Stored entries
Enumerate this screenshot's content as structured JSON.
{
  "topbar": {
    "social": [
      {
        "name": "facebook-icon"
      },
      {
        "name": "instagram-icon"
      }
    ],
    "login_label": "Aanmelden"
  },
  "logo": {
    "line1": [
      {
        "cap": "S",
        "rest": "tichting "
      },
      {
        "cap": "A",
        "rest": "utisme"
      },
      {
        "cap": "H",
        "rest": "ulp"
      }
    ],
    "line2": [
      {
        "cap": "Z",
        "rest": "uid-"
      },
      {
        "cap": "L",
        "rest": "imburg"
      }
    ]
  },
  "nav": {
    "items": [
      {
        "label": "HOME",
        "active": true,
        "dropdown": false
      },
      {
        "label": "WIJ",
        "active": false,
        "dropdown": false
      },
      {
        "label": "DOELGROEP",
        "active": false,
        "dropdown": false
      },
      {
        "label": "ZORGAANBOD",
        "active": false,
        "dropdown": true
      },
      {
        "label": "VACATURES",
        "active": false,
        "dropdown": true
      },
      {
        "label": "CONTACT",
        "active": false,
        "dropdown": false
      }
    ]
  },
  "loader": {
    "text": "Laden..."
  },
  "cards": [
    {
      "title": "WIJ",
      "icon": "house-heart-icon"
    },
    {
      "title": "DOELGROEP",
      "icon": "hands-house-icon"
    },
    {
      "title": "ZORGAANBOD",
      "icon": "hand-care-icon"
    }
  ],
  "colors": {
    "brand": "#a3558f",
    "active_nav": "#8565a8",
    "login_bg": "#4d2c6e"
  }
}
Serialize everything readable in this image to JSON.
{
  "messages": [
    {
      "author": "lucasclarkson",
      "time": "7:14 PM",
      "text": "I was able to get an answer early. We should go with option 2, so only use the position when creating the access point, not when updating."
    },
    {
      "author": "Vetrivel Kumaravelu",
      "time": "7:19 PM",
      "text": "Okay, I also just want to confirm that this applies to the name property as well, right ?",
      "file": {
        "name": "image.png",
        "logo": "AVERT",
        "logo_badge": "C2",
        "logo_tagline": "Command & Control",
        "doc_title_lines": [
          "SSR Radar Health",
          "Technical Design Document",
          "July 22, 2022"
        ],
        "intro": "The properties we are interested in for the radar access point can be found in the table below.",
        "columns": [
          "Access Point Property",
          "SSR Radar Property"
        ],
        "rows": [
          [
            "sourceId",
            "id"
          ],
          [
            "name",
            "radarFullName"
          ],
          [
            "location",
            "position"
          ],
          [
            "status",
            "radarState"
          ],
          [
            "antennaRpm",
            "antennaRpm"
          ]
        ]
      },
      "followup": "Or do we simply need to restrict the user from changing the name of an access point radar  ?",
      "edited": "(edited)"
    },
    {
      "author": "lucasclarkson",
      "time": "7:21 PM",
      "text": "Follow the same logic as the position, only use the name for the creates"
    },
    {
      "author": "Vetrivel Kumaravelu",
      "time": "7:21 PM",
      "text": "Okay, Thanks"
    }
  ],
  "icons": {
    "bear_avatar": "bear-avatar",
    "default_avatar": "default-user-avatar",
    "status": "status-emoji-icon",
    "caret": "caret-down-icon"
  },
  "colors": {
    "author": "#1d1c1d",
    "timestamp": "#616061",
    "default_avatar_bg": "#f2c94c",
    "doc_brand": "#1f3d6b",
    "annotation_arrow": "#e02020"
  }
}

PROBLEM STATEMENT
From the data above, copy out every line with the string "text" in it.

OUTPUT FOR THIS TASK
    "text": "Laden..."
      "text": "I was able to get an answer early. We should go with option 2, so only use the position when creating the access point, not when updating."
      "text": "Okay, I also just want to confirm that this applies to the name property as well, right ?",
      "text": "Follow the same logic as the position, only use the name for the creates"
      "text": "Okay, Thanks"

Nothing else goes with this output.